* **Short problem**
Reproduce the material in full, exactly as written.

[start Supplied entries]

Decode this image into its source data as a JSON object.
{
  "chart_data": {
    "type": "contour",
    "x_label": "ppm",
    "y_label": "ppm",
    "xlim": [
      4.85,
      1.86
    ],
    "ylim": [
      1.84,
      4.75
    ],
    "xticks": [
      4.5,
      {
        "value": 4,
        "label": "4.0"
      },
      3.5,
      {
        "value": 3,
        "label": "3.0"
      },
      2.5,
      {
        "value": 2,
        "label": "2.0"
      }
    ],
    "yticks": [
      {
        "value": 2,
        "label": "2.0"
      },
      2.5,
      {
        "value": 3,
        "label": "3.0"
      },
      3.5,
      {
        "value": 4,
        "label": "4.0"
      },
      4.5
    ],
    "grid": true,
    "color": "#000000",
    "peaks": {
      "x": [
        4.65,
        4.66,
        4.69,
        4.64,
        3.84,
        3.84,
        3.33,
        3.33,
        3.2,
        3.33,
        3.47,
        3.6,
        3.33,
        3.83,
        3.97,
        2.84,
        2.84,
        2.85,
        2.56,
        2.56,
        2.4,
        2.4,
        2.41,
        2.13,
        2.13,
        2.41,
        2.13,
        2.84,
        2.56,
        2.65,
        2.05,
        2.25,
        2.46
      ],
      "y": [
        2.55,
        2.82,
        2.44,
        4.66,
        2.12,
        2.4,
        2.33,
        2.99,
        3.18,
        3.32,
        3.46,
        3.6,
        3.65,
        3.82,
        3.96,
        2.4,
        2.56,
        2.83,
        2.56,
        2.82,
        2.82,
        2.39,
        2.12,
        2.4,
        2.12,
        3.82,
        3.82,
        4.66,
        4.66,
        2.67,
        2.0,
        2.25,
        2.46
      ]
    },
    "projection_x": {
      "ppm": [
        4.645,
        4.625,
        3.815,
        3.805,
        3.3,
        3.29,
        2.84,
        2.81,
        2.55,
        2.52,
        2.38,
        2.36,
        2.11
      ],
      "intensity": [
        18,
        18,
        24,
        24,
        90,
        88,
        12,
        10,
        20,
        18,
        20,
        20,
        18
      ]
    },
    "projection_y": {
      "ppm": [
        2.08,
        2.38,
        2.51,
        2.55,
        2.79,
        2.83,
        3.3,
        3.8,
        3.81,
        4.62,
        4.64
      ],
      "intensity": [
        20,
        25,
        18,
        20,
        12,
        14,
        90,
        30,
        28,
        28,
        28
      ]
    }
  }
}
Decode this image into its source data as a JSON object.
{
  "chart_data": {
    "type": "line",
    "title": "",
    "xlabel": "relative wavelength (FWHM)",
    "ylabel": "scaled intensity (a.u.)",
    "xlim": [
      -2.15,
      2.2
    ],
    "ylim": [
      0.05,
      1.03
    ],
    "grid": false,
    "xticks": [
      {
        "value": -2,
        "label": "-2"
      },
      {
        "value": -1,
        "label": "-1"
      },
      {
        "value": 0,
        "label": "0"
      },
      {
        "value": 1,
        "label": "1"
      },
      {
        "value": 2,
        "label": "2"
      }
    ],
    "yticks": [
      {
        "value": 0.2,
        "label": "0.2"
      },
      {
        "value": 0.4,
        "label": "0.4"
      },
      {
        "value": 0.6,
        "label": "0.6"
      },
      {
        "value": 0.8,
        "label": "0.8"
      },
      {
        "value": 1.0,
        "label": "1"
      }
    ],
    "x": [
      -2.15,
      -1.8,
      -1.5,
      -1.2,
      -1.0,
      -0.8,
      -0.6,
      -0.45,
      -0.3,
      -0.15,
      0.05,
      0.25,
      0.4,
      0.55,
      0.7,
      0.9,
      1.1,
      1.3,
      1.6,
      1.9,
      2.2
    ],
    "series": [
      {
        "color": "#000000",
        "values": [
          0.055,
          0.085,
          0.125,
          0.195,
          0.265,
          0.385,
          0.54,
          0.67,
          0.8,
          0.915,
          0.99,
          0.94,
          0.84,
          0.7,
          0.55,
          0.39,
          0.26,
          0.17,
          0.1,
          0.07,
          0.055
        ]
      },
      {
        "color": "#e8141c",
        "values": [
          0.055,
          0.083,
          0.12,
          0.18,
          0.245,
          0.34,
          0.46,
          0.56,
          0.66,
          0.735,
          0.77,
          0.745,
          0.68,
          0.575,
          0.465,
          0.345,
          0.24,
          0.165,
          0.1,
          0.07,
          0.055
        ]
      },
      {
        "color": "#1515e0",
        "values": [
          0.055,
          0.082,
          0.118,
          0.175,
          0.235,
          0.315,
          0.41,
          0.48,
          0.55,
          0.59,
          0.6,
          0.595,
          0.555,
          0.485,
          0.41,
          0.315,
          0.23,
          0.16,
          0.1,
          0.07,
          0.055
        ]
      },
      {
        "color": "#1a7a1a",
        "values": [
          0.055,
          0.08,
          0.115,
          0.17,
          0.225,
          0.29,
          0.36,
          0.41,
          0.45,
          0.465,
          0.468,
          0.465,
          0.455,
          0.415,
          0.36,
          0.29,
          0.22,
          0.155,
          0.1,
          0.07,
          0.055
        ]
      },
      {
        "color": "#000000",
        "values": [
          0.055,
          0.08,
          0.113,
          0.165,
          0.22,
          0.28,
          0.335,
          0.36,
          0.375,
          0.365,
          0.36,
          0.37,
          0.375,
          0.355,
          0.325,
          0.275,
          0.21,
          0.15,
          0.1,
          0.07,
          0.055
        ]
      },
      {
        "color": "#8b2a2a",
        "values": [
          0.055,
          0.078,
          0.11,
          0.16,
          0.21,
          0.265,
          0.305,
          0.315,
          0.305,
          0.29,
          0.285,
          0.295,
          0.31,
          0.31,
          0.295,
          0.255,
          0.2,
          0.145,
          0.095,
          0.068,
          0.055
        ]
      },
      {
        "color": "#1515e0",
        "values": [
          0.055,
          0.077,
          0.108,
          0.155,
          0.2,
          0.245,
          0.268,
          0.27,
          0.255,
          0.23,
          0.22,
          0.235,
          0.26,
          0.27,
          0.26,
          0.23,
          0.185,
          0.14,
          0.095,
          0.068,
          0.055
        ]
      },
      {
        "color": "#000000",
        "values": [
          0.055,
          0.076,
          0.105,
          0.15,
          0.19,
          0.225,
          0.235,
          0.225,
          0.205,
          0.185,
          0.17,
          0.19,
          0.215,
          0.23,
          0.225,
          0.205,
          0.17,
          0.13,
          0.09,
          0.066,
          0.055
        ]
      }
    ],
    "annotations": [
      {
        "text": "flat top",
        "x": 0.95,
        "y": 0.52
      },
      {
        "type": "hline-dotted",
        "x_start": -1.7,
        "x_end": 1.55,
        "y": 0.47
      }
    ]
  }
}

[end Supplied entries]

* **Full output**
Decode this image into its source data as a JSON object.
{
  "chart_data": {
    "type": "contour",
    "x_label": "ppm",
    "y_label": "ppm",
    "xlim": [
      4.85,
      1.86
    ],
    "ylim": [
      1.84,
      4.75
    ],
    "xticks": [
      4.5,
      {
        "value": 4,
        "label": "4.0"
      },
      3.5,
      {
        "value": 3,
        "label": "3.0"
      },
      2.5,
      {
        "value": 2,
        "label": "2.0"
      }
    ],
    "yticks": [
      {
        "value": 2,
        "label": "2.0"
      },
      2.5,
      {
        "value": 3,
        "label": "3.0"
      },
      3.5,
      {
        "value": 4,
        "label": "4.0"
      },
      4.5
    ],
    "grid": true,
    "color": "#000000",
    "peaks": {
      "x": [
        4.65,
        4.66,
        4.69,
        4.64,
        3.84,
        3.84,
        3.33,
        3.33,
        3.2,
        3.33,
        3.47,
        3.6,
        3.33,
        3.83,
        3.97,
        2.84,
        2.84,
        2.85,
        2.56,
        2.56,
        2.4,
        2.4,
        2.41,
        2.13,
        2.13,
        2.41,
        2.13,
        2.84,
        2.56,
        2.65,
        2.05,
        2.25,
        2.46
      ],
      "y": [
        2.55,
        2.82,
        2.44,
        4.66,
        2.12,
        2.4,
        2.33,
        2.99,
        3.18,
        3.32,
        3.46,
        3.6,
        3.65,
        3.82,
        3.96,
        2.4,
        2.56,
        2.83,
        2.56,
        2.82,
        2.82,
        2.39,
        2.12,
        2.4,
        2.12,
        3.82,
        3.82,
        4.66,
        4.66,
        2.67,
        2.0,
        2.25,
        2.46
      ]
    },
    "projection_x": {
      "ppm": [
        4.645,
        4.625,
        3.815,
        3.805,
        3.3,
        3.29,
        2.84,
        2.81,
        2.55,
        2.52,
        2.38,
        2.36,
        2.11
      ],
      "intensity": [
        18,
        18,
        24,
        24,
        90,
        88,
        12,
        10,
        20,
        18,
        20,
        20,
        18
      ]
    },
    "projection_y": {
      "ppm": [
        2.08,
        2.38,
        2.51,
        2.55,
        2.79,
        2.83,
        3.3,
        3.8,
        3.81,
        4.62,
        4.64
      ],
      "intensity": [
        20,
        25,
        18,
        20,
        12,
        14,
        90,
        30,
        28,
        28,
        28
      ]
    }
  }
}
Decode this image into its source data as a JSON object.
{
  "chart_data": {
    "type": "line",
    "title": "",
    "xlabel": "relative wavelength (FWHM)",
    "ylabel": "scaled intensity (a.u.)",
    "xlim": [
      -2.15,
      2.2
    ],
    "ylim": [
      0.05,
      1.03
    ],
    "grid": false,
    "xticks": [
      {
        "value": -2,
        "label": "-2"
      },
      {
        "value": -1,
        "label": "-1"
      },
      {
        "value": 0,
        "label": "0"
      },
      {
        "value": 1,
        "label": "1"
      },
      {
        "value": 2,
        "label": "2"
      }
    ],
    "yticks": [
      {
        "value": 0.2,
        "label": "0.2"
      },
      {
        "value": 0.4,
        "label": "0.4"
      },
      {
        "value": 0.6,
        "label": "0.6"
      },
      {
        "value": 0.8,
        "label": "0.8"
      },
      {
        "value": 1.0,
        "label": "1"
      }
    ],
    "x": [
      -2.15,
      -1.8,
      -1.5,
      -1.2,
      -1.0,
      -0.8,
      -0.6,
      -0.45,
      -0.3,
      -0.15,
      0.05,
      0.25,
      0.4,
      0.55,
      0.7,
      0.9,
      1.1,
      1.3,
      1.6,
      1.9,
      2.2
    ],
    "series": [
      {
        "color": "#000000",
        "values": [
          0.055,
          0.085,
          0.125,
          0.195,
          0.265,
          0.385,
          0.54,
          0.67,
          0.8,
          0.915,
          0.99,
          0.94,
          0.84,
          0.7,
          0.55,
          0.39,
          0.26,
          0.17,
          0.1,
          0.07,
          0.055
        ]
      },
      {
        "color": "#e8141c",
        "values": [
          0.055,
          0.083,
          0.12,
          0.18,
          0.245,
          0.34,
          0.46,
          0.56,
          0.66,
          0.735,
          0.77,
          0.745,
          0.68,
          0.575,
          0.465,
          0.345,
          0.24,
          0.165,
          0.1,
          0.07,
          0.055
        ]
      },
      {
        "color": "#1515e0",
        "values": [
          0.055,
          0.082,
          0.118,
          0.175,
          0.235,
          0.315,
          0.41,
          0.48,
          0.55,
          0.59,
          0.6,
          0.595,
          0.555,
          0.485,
          0.41,
          0.315,
          0.23,
          0.16,
          0.1,
          0.07,
          0.055
        ]
      },
      {
        "color": "#1a7a1a",
        "values": [
          0.055,
          0.08,
          0.115,
          0.17,
          0.225,
          0.29,
          0.36,
          0.41,
          0.45,
          0.465,
          0.468,
          0.465,
          0.455,
          0.415,
          0.36,
          0.29,
          0.22,
          0.155,
          0.1,
          0.07,
          0.055
        ]
      },
      {
        "color": "#000000",
        "values": [
          0.055,
          0.08,
          0.113,
          0.165,
          0.22,
          0.28,
          0.335,
          0.36,
          0.375,
          0.365,
          0.36,
          0.37,
          0.375,
          0.355,
          0.325,
          0.275,
          0.21,
          0.15,
          0.1,
          0.07,
          0.055
        ]
      },
      {
        "color": "#8b2a2a",
        "values": [
          0.055,
          0.078,
          0.11,
          0.16,
          0.21,
          0.265,
          0.305,
          0.315,
          0.305,
          0.29,
          0.285,
          0.295,
          0.31,
          0.31,
          0.295,
          0.255,
          0.2,
          0.145,
          0.095,
          0.068,
          0.055
        ]
      },
      {
        "color": "#1515e0",
        "values": [
          0.055,
          0.077,
          0.108,
          0.155,
          0.2,
          0.245,
          0.268,
          0.27,
          0.255,
          0.23,
          0.22,
          0.235,
          0.26,
          0.27,
          0.26,
          0.23,
          0.185,
          0.14,
          0.095,
          0.068,
          0.055
        ]
      },
      {
        "color": "#000000",
        "values": [
          0.055,
          0.076,
          0.105,
          0.15,
          0.19,
          0.225,
          0.235,
          0.225,
          0.205,
          0.185,
          0.17,
          0.19,
          0.215,
          0.23,
          0.225,
          0.205,
          0.17,
          0.13,
          0.09,
          0.066,
          0.055
        ]
      }
    ],
    "annotations": [
      {
        "text": "flat top",
        "x": 0.95,
        "y": 0.52
      },
      {
        "type": "hline-dotted",
        "x_start": -1.7,
        "x_end": 1.55,
        "y": 0.47
      }
    ]
  }
}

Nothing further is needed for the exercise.